(Document section)
Wendy Ark

COGS 200: Finding Out About

April 20, 2001

Topic: Susan Dumais, Bringing Order to the Web ... and Beyond

The beauty of the Web!

Issues which need to be resolved to keep the web a beautiful place

- lots of info

- getting the right info to the right people

- easily accessible

- millions of people use the web (surfing, posting, developing, etc)

- all in one place

- the internet is huge and what we get is a pinhole

view to see all that's out there

info overload, remembering urls, etc…

*is spatial information important? Do we want to move around in the internet space?

Internet searching is a skill!!!!!!!!
*side note: there was a job notice sent out recently and one of the eligibility requirements was: experience with computers and ability to perform internet searches
*getting the right info at the right time is a powerful skill

Relevance + Reliability of a Document (not just the search engine): It would be ideal to structure the results of a search so that the confidence in the answer can be explicit (ex: student believes teacher for a particular subject more than other students or peer reviewed articles are typically more highly regarded than web publications).

Enter: The Search Engine

There are search engines which categorize (trained professionals to categorize new items):

Yahoo!, LookSmart, Dewey, MeSH, CyberPatrol

These are costly, time-consuming and cannot be done in real-time. Therefore, the search engines are limited in the number of web pages they will search.

(Supplied information)
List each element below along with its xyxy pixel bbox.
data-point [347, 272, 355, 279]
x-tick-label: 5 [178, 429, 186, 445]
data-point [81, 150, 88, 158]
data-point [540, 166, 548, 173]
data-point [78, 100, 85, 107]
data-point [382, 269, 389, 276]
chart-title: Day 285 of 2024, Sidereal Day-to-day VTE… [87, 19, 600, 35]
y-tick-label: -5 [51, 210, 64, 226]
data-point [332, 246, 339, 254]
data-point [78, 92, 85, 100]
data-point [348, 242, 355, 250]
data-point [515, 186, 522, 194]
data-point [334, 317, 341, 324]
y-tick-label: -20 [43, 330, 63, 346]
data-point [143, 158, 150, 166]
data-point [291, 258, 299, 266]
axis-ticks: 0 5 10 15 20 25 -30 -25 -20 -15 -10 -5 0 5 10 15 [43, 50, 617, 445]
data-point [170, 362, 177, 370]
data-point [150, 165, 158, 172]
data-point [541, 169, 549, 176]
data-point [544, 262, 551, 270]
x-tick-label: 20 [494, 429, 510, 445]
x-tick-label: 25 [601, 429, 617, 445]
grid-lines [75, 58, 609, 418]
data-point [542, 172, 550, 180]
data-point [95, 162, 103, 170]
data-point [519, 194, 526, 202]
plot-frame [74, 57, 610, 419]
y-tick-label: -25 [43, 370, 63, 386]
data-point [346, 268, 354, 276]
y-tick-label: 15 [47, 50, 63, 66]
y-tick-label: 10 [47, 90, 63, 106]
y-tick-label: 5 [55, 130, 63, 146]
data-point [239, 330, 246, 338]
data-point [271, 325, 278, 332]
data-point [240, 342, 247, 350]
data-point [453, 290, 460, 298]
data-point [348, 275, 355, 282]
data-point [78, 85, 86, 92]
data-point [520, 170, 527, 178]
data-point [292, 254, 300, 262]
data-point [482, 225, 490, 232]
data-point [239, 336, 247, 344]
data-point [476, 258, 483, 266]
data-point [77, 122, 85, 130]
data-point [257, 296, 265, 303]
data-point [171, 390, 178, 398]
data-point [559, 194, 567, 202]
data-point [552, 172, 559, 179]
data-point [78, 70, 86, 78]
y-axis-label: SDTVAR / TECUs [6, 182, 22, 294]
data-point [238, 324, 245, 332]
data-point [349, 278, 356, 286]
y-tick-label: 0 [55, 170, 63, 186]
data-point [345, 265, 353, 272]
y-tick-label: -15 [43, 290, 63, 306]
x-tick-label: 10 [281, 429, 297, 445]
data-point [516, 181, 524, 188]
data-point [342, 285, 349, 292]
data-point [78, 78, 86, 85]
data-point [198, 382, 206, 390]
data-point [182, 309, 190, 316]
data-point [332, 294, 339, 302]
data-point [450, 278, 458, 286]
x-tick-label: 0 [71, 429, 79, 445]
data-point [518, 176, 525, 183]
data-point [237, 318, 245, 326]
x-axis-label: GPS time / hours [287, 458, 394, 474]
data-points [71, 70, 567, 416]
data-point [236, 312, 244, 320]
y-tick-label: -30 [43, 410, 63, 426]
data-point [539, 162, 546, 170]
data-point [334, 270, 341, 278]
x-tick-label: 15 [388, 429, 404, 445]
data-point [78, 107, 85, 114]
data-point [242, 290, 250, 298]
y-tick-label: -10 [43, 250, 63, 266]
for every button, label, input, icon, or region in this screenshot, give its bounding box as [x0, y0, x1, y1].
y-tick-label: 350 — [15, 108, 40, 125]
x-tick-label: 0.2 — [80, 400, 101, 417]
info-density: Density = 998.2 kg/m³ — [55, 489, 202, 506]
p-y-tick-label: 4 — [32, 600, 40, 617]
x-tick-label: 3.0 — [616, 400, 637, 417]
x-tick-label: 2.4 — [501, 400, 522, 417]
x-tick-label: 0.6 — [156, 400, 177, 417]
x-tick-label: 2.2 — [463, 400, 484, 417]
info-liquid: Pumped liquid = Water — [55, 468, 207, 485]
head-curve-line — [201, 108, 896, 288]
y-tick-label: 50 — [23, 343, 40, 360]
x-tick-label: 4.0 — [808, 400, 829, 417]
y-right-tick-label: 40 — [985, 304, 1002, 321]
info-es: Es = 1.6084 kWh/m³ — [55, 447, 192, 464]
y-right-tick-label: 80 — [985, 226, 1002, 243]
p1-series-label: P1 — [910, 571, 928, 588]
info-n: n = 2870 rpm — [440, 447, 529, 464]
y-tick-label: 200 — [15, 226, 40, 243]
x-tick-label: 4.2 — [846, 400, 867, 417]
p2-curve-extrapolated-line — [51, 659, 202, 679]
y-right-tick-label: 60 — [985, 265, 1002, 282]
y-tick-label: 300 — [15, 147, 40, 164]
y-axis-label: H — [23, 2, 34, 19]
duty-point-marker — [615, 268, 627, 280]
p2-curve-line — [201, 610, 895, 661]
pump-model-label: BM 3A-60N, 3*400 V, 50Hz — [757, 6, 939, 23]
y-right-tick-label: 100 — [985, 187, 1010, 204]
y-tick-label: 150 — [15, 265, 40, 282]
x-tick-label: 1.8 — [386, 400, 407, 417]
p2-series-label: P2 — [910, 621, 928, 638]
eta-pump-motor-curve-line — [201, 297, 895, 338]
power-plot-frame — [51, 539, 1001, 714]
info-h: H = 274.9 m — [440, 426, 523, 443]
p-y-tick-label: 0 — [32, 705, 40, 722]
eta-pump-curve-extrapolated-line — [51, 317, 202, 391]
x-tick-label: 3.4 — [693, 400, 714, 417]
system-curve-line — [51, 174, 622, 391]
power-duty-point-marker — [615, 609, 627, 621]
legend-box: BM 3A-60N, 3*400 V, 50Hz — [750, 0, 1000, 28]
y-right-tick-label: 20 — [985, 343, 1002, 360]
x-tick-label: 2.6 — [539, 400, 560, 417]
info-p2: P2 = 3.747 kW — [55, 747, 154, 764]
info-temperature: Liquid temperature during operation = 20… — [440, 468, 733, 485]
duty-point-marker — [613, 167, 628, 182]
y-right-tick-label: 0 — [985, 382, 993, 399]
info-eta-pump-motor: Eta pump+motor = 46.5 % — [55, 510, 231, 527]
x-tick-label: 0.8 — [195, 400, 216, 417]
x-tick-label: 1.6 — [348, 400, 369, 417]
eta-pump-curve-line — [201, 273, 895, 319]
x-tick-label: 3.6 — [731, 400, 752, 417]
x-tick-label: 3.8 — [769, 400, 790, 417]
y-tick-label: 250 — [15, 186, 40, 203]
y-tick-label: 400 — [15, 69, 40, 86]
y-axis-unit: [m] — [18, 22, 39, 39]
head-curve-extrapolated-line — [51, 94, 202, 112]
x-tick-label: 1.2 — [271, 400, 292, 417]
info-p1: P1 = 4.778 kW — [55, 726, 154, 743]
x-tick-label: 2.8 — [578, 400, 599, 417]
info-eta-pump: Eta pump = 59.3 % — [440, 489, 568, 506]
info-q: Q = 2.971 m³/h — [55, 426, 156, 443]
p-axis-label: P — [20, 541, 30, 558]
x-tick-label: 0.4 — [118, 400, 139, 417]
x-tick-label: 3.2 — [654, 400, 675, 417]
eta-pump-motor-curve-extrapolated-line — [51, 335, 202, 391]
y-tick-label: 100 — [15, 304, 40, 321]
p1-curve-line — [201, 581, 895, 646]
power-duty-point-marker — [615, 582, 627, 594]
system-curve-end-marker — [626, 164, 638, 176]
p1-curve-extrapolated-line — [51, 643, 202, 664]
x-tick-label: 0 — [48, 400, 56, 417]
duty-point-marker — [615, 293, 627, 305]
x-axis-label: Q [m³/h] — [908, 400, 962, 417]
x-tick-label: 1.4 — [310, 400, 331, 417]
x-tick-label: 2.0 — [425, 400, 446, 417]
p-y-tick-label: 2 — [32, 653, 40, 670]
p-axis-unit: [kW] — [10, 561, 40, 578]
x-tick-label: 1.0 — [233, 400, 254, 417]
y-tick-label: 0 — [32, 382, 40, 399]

(The tasks)
[A] Answer these questions about the COGS 200 notes, one line each:
(i) What date do the notes carry?
(ii) Which search engines are given as ones that use trained professionals to categorize new items?
(iii) What eligibility requirement did the recent job notice list?
[B] Output the part of the COGS 200 notes starting with "The beauty of" and going on through "posting, developing, etc)", copied exactly.
[C] Pick up the COGS 200 notes on Susan Dumais's talk after their last line and keep writing in the same note-taking style.

(Answer set)
[A]
(i) April 20, 2001
(ii) Yahoo!, LookSmart, Dewey, MeSH and CyberPatrol
(iii) Experience with computers and the ability to perform internet searches

[B]
The beauty of the Web!

Issues which need to be resolved to keep the web a beautiful place

- lots of info

- getting the right info to the right people

- easily accessible

- millions of people use the web (surfing, posting, developing, etc)

[C]
The SVM search engine consists of 2 main components:

1. a text classifier that categorizes web pages on the fly

2. a user interface that presents the web pages within the category structure and allows the user to manipulate the structured view.

**If used for an entire web search, how does the search engine get the web pages so it can search them? Is there a database of urls which need to constantly updated? Does it use links on the document page to find new urls? Is there a database of past search terms and their corresponding search results (which would need to be updated b/c the web is dynamic) or are the searches done ‘on the fly’ (how can this be real time?) ?

Support Vector Machine (SVM) for text classification:

- A linear SVM is a hyperplane that separates a set of positive examples (words or pages that are part of the category) form a set of negative examples (words or pages that are not part of the category) with maximum margin. The input feature vectors consist of k words with highest mutual information with each category. For example, the SVM representation for the category "interest" includes the words prime (.70), rate (.67), interest (.63), rates (.60), and discount (.46) with large positive weights and the words group (-.24), year (-.25), sees (.33), world (-.35) and dlrs (0-.71) with large negative weights.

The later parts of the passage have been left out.